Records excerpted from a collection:
>> begin

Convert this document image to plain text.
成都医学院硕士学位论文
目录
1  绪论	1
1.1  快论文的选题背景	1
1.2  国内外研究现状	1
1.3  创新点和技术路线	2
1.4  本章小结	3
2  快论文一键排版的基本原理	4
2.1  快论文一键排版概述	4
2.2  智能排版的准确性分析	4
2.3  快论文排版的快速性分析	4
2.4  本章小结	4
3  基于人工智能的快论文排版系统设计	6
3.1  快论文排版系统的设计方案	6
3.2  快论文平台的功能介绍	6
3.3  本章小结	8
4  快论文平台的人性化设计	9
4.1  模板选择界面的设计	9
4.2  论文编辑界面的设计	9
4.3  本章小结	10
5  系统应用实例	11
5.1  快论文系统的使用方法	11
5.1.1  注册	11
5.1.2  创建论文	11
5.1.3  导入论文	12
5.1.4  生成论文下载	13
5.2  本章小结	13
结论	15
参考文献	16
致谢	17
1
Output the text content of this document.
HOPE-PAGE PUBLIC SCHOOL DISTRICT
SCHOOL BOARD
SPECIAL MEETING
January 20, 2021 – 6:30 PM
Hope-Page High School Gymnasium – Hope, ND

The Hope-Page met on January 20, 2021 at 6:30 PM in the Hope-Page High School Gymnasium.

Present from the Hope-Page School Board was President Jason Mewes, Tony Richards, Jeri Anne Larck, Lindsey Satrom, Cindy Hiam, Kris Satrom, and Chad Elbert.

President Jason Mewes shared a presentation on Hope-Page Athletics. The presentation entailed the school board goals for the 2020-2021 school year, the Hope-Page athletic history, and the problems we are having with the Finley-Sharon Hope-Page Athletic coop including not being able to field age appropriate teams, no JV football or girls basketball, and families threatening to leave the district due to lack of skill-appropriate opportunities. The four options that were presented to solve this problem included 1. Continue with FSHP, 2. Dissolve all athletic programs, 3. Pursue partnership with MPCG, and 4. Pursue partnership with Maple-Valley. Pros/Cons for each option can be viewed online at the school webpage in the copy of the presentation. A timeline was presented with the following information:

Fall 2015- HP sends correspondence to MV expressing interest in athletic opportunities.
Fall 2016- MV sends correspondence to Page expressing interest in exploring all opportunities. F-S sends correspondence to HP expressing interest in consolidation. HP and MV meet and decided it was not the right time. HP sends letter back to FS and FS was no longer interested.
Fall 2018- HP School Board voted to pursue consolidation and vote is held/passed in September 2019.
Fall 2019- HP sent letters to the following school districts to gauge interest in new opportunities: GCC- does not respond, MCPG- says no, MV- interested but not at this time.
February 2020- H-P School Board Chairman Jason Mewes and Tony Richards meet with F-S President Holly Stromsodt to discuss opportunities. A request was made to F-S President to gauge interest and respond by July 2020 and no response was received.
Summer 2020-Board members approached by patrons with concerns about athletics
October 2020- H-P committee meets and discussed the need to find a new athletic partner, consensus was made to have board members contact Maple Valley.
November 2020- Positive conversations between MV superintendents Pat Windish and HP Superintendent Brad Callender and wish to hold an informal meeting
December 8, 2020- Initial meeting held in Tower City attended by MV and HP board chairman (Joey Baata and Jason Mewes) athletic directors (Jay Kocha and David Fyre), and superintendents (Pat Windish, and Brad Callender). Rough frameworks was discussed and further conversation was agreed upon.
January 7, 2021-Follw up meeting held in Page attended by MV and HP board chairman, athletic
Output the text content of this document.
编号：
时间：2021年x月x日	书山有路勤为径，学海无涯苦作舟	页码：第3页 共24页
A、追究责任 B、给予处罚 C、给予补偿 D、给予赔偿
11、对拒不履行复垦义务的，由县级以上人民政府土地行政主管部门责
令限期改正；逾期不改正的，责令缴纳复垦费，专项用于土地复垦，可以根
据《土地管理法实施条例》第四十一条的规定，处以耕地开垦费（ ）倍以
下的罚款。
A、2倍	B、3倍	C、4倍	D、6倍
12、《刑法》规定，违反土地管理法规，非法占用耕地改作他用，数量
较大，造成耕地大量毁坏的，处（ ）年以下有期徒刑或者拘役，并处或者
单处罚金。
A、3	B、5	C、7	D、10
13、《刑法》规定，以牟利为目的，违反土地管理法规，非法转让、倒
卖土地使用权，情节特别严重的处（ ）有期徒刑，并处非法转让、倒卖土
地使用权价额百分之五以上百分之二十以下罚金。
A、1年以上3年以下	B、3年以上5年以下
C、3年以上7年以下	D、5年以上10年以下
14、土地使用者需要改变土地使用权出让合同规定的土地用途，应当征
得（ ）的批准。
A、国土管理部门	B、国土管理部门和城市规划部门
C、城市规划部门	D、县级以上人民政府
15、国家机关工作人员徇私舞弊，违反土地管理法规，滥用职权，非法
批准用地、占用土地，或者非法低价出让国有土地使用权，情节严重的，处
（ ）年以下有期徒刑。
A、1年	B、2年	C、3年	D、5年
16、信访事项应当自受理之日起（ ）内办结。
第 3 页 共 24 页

>> end

** TASK DETAILS **
Quote each line above in full, word for word.

** SOLUTION **
Convert this document image to plain text.
成都医学院硕士学位论文
目录
1  绪论	1
1.1  快论文的选题背景	1
1.2  国内外研究现状	1
1.3  创新点和技术路线	2
1.4  本章小结	3
2  快论文一键排版的基本原理	4
2.1  快论文一键排版概述	4
2.2  智能排版的准确性分析	4
2.3  快论文排版的快速性分析	4
2.4  本章小结	4
3  基于人工智能的快论文排版系统设计	6
3.1  快论文排版系统的设计方案	6
3.2  快论文平台的功能介绍	6
3.3  本章小结	8
4  快论文平台的人性化设计	9
4.1  模板选择界面的设计	9
4.2  论文编辑界面的设计	9
4.3  本章小结	10
5  系统应用实例	11
5.1  快论文系统的使用方法	11
5.1.1  注册	11
5.1.2  创建论文	11
5.1.3  导入论文	12
5.1.4  生成论文下载	13
5.2  本章小结	13
结论	15
参考文献	16
致谢	17
1
Output the text content of this document.
HOPE-PAGE PUBLIC SCHOOL DISTRICT
SCHOOL BOARD
SPECIAL MEETING
January 20, 2021 – 6:30 PM
Hope-Page High School Gymnasium – Hope, ND

The Hope-Page met on January 20, 2021 at 6:30 PM in the Hope-Page High School Gymnasium.

Present from the Hope-Page School Board was President Jason Mewes, Tony Richards, Jeri Anne Larck, Lindsey Satrom, Cindy Hiam, Kris Satrom, and Chad Elbert.

President Jason Mewes shared a presentation on Hope-Page Athletics. The presentation entailed the school board goals for the 2020-2021 school year, the Hope-Page athletic history, and the problems we are having with the Finley-Sharon Hope-Page Athletic coop including not being able to field age appropriate teams, no JV football or girls basketball, and families threatening to leave the district due to lack of skill-appropriate opportunities. The four options that were presented to solve this problem included 1. Continue with FSHP, 2. Dissolve all athletic programs, 3. Pursue partnership with MPCG, and 4. Pursue partnership with Maple-Valley. Pros/Cons for each option can be viewed online at the school webpage in the copy of the presentation. A timeline was presented with the following information:

Fall 2015- HP sends correspondence to MV expressing interest in athletic opportunities.
Fall 2016- MV sends correspondence to Page expressing interest in exploring all opportunities. F-S sends correspondence to HP expressing interest in consolidation. HP and MV meet and decided it was not the right time. HP sends letter back to FS and FS was no longer interested.
Fall 2018- HP School Board voted to pursue consolidation and vote is held/passed in September 2019.
Fall 2019- HP sent letters to the following school districts to gauge interest in new opportunities: GCC- does not respond, MCPG- says no, MV- interested but not at this time.
February 2020- H-P School Board Chairman Jason Mewes and Tony Richards meet with F-S President Holly Stromsodt to discuss opportunities. A request was made to F-S President to gauge interest and respond by July 2020 and no response was received.
Summer 2020-Board members approached by patrons with concerns about athletics
October 2020- H-P committee meets and discussed the need to find a new athletic partner, consensus was made to have board members contact Maple Valley.
November 2020- Positive conversations between MV superintendents Pat Windish and HP Superintendent Brad Callender and wish to hold an informal meeting
December 8, 2020- Initial meeting held in Tower City attended by MV and HP board chairman (Joey Baata and Jason Mewes) athletic directors (Jay Kocha and David Fyre), and superintendents (Pat Windish, and Brad Callender). Rough frameworks was discussed and further conversation was agreed upon.
January 7, 2021-Follw up meeting held in Page attended by MV and HP board chairman, athletic
Output the text content of this document.
编号：
时间：2021年x月x日	书山有路勤为径，学海无涯苦作舟	页码：第3页 共24页
A、追究责任 B、给予处罚 C、给予补偿 D、给予赔偿
11、对拒不履行复垦义务的，由县级以上人民政府土地行政主管部门责
令限期改正；逾期不改正的，责令缴纳复垦费，专项用于土地复垦，可以根
据《土地管理法实施条例》第四十一条的规定，处以耕地开垦费（ ）倍以
下的罚款。
A、2倍	B、3倍	C、4倍	D、6倍
12、《刑法》规定，违反土地管理法规，非法占用耕地改作他用，数量
较大，造成耕地大量毁坏的，处（ ）年以下有期徒刑或者拘役，并处或者
单处罚金。
A、3	B、5	C、7	D、10
13、《刑法》规定，以牟利为目的，违反土地管理法规，非法转让、倒
卖土地使用权，情节特别严重的处（ ）有期徒刑，并处非法转让、倒卖土
地使用权价额百分之五以上百分之二十以下罚金。
A、1年以上3年以下	B、3年以上5年以下
C、3年以上7年以下	D、5年以上10年以下
14、土地使用者需要改变土地使用权出让合同规定的土地用途，应当征
得（ ）的批准。
A、国土管理部门	B、国土管理部门和城市规划部门
C、城市规划部门	D、县级以上人民政府
15、国家机关工作人员徇私舞弊，违反土地管理法规，滥用职权，非法
批准用地、占用土地，或者非法低价出让国有土地使用权，情节严重的，处
（ ）年以下有期徒刑。
A、1年	B、2年	C、3年	D、5年
16、信访事项应当自受理之日起（ ）内办结。
第 3 页 共 24 页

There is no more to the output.